== Brief ==
Each record below should be repeated precisely as written.
------ Source records ------
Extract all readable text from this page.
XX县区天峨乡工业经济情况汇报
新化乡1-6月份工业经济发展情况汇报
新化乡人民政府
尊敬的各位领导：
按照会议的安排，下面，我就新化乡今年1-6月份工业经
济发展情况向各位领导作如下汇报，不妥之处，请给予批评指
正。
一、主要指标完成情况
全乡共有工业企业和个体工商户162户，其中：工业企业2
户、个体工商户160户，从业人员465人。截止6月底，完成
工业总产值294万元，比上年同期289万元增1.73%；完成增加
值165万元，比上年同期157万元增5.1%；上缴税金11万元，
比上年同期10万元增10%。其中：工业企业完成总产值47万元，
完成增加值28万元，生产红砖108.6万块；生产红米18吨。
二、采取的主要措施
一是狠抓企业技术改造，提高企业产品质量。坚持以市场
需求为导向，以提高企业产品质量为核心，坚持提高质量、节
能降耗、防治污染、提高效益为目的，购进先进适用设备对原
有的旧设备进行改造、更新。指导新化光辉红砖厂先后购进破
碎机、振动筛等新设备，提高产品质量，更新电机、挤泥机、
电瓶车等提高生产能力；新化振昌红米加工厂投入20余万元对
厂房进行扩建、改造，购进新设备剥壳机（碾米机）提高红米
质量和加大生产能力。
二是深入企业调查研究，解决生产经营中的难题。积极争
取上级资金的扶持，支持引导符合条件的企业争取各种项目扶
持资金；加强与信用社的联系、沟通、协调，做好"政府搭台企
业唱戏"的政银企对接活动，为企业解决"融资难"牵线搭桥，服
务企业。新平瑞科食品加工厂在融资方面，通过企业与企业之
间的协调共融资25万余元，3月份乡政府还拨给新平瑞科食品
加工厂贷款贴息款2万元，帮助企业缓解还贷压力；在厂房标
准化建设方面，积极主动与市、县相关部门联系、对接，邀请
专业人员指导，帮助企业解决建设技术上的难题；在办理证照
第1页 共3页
------
== Reply to the task ==
Extract all readable text from this page.
XX县区天峨乡工业经济情况汇报
新化乡1-6月份工业经济发展情况汇报
新化乡人民政府
尊敬的各位领导：
按照会议的安排，下面，我就新化乡今年1-6月份工业经
济发展情况向各位领导作如下汇报，不妥之处，请给予批评指
正。
一、主要指标完成情况
全乡共有工业企业和个体工商户162户，其中：工业企业2
户、个体工商户160户，从业人员465人。截止6月底，完成
工业总产值294万元，比上年同期289万元增1.73%；完成增加
值165万元，比上年同期157万元增5.1%；上缴税金11万元，
比上年同期10万元增10%。其中：工业企业完成总产值47万元，
完成增加值28万元，生产红砖108.6万块；生产红米18吨。
二、采取的主要措施
一是狠抓企业技术改造，提高企业产品质量。坚持以市场
需求为导向，以提高企业产品质量为核心，坚持提高质量、节
能降耗、防治污染、提高效益为目的，购进先进适用设备对原
有的旧设备进行改造、更新。指导新化光辉红砖厂先后购进破
碎机、振动筛等新设备，提高产品质量，更新电机、挤泥机、
电瓶车等提高生产能力；新化振昌红米加工厂投入20余万元对
厂房进行扩建、改造，购进新设备剥壳机（碾米机）提高红米
质量和加大生产能力。
二是深入企业调查研究，解决生产经营中的难题。积极争
取上级资金的扶持，支持引导符合条件的企业争取各种项目扶
持资金；加强与信用社的联系、沟通、协调，做好"政府搭台企
业唱戏"的政银企对接活动，为企业解决"融资难"牵线搭桥，服
务企业。新平瑞科食品加工厂在融资方面，通过企业与企业之
间的协调共融资25万余元，3月份乡政府还拨给新平瑞科食品
加工厂贷款贴息款2万元，帮助企业缓解还贷压力；在厂房标
准化建设方面，积极主动与市、县相关部门联系、对接，邀请
专业人员指导，帮助企业解决建设技术上的难题；在办理证照
第1页 共3页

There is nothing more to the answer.